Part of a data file
-=-=-=-=-

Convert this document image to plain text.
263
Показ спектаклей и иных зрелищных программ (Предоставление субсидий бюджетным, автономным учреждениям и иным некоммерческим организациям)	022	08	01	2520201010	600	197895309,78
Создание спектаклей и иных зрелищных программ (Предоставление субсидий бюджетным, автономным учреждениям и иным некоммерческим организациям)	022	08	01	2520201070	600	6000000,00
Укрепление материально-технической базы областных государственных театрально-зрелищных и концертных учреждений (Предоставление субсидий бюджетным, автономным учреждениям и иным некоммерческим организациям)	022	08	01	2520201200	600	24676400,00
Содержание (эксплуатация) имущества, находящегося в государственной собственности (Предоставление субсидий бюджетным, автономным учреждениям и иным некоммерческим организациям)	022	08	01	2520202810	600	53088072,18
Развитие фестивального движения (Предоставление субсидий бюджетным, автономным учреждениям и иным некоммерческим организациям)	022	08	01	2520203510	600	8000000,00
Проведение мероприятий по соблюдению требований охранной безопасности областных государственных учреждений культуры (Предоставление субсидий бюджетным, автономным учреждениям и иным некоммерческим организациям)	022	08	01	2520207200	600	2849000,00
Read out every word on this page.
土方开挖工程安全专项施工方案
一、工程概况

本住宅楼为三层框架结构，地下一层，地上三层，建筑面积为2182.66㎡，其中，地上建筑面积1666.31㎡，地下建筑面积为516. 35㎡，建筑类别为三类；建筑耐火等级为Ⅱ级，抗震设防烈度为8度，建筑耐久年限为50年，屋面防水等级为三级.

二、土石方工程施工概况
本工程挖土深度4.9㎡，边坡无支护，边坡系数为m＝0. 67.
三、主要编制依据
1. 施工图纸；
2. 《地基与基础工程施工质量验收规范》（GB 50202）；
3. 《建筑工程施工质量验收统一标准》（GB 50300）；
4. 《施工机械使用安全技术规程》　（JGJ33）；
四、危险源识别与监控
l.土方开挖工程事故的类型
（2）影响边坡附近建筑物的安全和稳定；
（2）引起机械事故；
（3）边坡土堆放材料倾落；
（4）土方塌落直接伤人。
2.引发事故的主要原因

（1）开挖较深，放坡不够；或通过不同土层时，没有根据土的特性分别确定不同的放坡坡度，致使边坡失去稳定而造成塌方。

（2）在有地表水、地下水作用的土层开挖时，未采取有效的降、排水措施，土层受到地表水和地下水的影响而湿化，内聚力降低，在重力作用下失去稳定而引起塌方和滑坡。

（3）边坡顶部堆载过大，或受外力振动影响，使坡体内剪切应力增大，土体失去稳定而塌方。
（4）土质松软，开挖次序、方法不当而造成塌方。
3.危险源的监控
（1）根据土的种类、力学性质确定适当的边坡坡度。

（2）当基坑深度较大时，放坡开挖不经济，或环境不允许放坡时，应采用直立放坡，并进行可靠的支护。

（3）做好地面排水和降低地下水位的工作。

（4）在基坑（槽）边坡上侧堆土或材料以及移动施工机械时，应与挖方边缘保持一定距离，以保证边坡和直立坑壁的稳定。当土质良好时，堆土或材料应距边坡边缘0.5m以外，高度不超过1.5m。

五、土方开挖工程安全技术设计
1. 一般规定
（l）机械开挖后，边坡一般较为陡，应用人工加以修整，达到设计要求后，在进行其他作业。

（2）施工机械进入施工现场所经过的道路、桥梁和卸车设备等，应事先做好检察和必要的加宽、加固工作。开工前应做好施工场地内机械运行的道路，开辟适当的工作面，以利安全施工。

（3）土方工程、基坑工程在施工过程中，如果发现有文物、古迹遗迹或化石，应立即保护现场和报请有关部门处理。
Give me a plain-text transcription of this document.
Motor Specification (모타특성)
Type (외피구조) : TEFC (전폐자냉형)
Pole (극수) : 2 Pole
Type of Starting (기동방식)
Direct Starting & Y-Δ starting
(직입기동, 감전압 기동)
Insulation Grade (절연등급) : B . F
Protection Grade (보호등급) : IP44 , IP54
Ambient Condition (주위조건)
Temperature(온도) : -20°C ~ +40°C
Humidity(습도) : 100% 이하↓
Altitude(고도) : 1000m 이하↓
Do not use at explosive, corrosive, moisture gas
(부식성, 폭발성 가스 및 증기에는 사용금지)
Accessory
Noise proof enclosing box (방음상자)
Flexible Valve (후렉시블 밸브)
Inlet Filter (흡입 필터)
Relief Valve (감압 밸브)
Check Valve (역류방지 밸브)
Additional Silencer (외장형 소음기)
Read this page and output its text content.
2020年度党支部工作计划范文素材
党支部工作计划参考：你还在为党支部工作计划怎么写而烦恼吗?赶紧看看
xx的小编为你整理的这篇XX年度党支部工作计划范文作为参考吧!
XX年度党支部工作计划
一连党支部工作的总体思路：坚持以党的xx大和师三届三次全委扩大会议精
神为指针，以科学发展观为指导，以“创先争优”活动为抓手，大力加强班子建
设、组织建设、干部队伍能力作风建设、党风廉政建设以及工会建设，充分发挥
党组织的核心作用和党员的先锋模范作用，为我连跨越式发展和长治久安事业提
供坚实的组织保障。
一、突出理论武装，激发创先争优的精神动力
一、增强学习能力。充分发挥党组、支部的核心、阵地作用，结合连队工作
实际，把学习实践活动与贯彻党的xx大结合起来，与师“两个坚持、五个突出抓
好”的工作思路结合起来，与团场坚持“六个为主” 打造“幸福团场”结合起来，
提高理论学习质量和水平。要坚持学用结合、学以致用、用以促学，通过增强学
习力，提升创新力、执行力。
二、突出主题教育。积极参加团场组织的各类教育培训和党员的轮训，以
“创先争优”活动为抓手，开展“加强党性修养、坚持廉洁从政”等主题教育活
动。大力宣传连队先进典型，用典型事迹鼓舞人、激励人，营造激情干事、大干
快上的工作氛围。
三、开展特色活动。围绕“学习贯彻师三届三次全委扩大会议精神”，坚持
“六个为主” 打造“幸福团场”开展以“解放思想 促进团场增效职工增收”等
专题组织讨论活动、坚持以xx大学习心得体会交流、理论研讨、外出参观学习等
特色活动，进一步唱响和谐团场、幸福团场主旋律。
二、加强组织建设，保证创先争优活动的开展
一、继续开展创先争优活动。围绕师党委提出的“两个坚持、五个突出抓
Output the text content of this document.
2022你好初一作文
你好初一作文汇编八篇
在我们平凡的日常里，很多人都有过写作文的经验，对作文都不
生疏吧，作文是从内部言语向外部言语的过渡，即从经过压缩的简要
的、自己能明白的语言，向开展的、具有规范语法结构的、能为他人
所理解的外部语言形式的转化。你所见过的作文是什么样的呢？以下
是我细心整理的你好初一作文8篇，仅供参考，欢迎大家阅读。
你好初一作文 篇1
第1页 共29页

-=-=-=-=-

__What is needed__
Transcribe each record exactly. Leave nothing out.

__Full solution__
Convert this document image to plain text.
263
Показ спектаклей и иных зрелищных программ (Предоставление субсидий бюджетным, автономным учреждениям и иным некоммерческим организациям)	022	08	01	2520201010	600	197895309,78
Создание спектаклей и иных зрелищных программ (Предоставление субсидий бюджетным, автономным учреждениям и иным некоммерческим организациям)	022	08	01	2520201070	600	6000000,00
Укрепление материально-технической базы областных государственных театрально-зрелищных и концертных учреждений (Предоставление субсидий бюджетным, автономным учреждениям и иным некоммерческим организациям)	022	08	01	2520201200	600	24676400,00
Содержание (эксплуатация) имущества, находящегося в государственной собственности (Предоставление субсидий бюджетным, автономным учреждениям и иным некоммерческим организациям)	022	08	01	2520202810	600	53088072,18
Развитие фестивального движения (Предоставление субсидий бюджетным, автономным учреждениям и иным некоммерческим организациям)	022	08	01	2520203510	600	8000000,00
Проведение мероприятий по соблюдению требований охранной безопасности областных государственных учреждений культуры (Предоставление субсидий бюджетным, автономным учреждениям и иным некоммерческим организациям)	022	08	01	2520207200	600	2849000,00
Read out every word on this page.
土方开挖工程安全专项施工方案
一、工程概况

本住宅楼为三层框架结构，地下一层，地上三层，建筑面积为2182.66㎡，其中，地上建筑面积1666.31㎡，地下建筑面积为516. 35㎡，建筑类别为三类；建筑耐火等级为Ⅱ级，抗震设防烈度为8度，建筑耐久年限为50年，屋面防水等级为三级.

二、土石方工程施工概况
本工程挖土深度4.9㎡，边坡无支护，边坡系数为m＝0. 67.
三、主要编制依据
1. 施工图纸；
2. 《地基与基础工程施工质量验收规范》（GB 50202）；
3. 《建筑工程施工质量验收统一标准》（GB 50300）；
4. 《施工机械使用安全技术规程》　（JGJ33）；
四、危险源识别与监控
l.土方开挖工程事故的类型
（2）影响边坡附近建筑物的安全和稳定；
（2）引起机械事故；
（3）边坡土堆放材料倾落；
（4）土方塌落直接伤人。
2.引发事故的主要原因

（1）开挖较深，放坡不够；或通过不同土层时，没有根据土的特性分别确定不同的放坡坡度，致使边坡失去稳定而造成塌方。

（2）在有地表水、地下水作用的土层开挖时，未采取有效的降、排水措施，土层受到地表水和地下水的影响而湿化，内聚力降低，在重力作用下失去稳定而引起塌方和滑坡。

（3）边坡顶部堆载过大，或受外力振动影响，使坡体内剪切应力增大，土体失去稳定而塌方。
（4）土质松软，开挖次序、方法不当而造成塌方。
3.危险源的监控
（1）根据土的种类、力学性质确定适当的边坡坡度。

（2）当基坑深度较大时，放坡开挖不经济，或环境不允许放坡时，应采用直立放坡，并进行可靠的支护。

（3）做好地面排水和降低地下水位的工作。

（4）在基坑（槽）边坡上侧堆土或材料以及移动施工机械时，应与挖方边缘保持一定距离，以保证边坡和直立坑壁的稳定。当土质良好时，堆土或材料应距边坡边缘0.5m以外，高度不超过1.5m。

五、土方开挖工程安全技术设计
1. 一般规定
（l）机械开挖后，边坡一般较为陡，应用人工加以修整，达到设计要求后，在进行其他作业。

（2）施工机械进入施工现场所经过的道路、桥梁和卸车设备等，应事先做好检察和必要的加宽、加固工作。开工前应做好施工场地内机械运行的道路，开辟适当的工作面，以利安全施工。

（3）土方工程、基坑工程在施工过程中，如果发现有文物、古迹遗迹或化石，应立即保护现场和报请有关部门处理。
Give me a plain-text transcription of this document.
Motor Specification (모타특성)
Type (외피구조) : TEFC (전폐자냉형)
Pole (극수) : 2 Pole
Type of Starting (기동방식)
Direct Starting & Y-Δ starting
(직입기동, 감전압 기동)
Insulation Grade (절연등급) : B . F
Protection Grade (보호등급) : IP44 , IP54
Ambient Condition (주위조건)
Temperature(온도) : -20°C ~ +40°C
Humidity(습도) : 100% 이하↓
Altitude(고도) : 1000m 이하↓
Do not use at explosive, corrosive, moisture gas
(부식성, 폭발성 가스 및 증기에는 사용금지)
Accessory
Noise proof enclosing box (방음상자)
Flexible Valve (후렉시블 밸브)
Inlet Filter (흡입 필터)
Relief Valve (감압 밸브)
Check Valve (역류방지 밸브)
Additional Silencer (외장형 소음기)
Read this page and output its text content.
2020年度党支部工作计划范文素材
党支部工作计划参考：你还在为党支部工作计划怎么写而烦恼吗?赶紧看看
xx的小编为你整理的这篇XX年度党支部工作计划范文作为参考吧!
XX年度党支部工作计划
一连党支部工作的总体思路：坚持以党的xx大和师三届三次全委扩大会议精
神为指针，以科学发展观为指导，以“创先争优”活动为抓手，大力加强班子建
设、组织建设、干部队伍能力作风建设、党风廉政建设以及工会建设，充分发挥
党组织的核心作用和党员的先锋模范作用，为我连跨越式发展和长治久安事业提
供坚实的组织保障。
一、突出理论武装，激发创先争优的精神动力
一、增强学习能力。充分发挥党组、支部的核心、阵地作用，结合连队工作
实际，把学习实践活动与贯彻党的xx大结合起来，与师“两个坚持、五个突出抓
好”的工作思路结合起来，与团场坚持“六个为主” 打造“幸福团场”结合起来，
提高理论学习质量和水平。要坚持学用结合、学以致用、用以促学，通过增强学
习力，提升创新力、执行力。
二、突出主题教育。积极参加团场组织的各类教育培训和党员的轮训，以
“创先争优”活动为抓手，开展“加强党性修养、坚持廉洁从政”等主题教育活
动。大力宣传连队先进典型，用典型事迹鼓舞人、激励人，营造激情干事、大干
快上的工作氛围。
三、开展特色活动。围绕“学习贯彻师三届三次全委扩大会议精神”，坚持
“六个为主” 打造“幸福团场”开展以“解放思想 促进团场增效职工增收”等
专题组织讨论活动、坚持以xx大学习心得体会交流、理论研讨、外出参观学习等
特色活动，进一步唱响和谐团场、幸福团场主旋律。
二、加强组织建设，保证创先争优活动的开展
一、继续开展创先争优活动。围绕师党委提出的“两个坚持、五个突出抓
Output the text content of this document.
2022你好初一作文
你好初一作文汇编八篇
在我们平凡的日常里，很多人都有过写作文的经验，对作文都不
生疏吧，作文是从内部言语向外部言语的过渡，即从经过压缩的简要
的、自己能明白的语言，向开展的、具有规范语法结构的、能为他人
所理解的外部语言形式的转化。你所见过的作文是什么样的呢？以下
是我细心整理的你好初一作文8篇，仅供参考，欢迎大家阅读。
你好初一作文 篇1
第1页 共29页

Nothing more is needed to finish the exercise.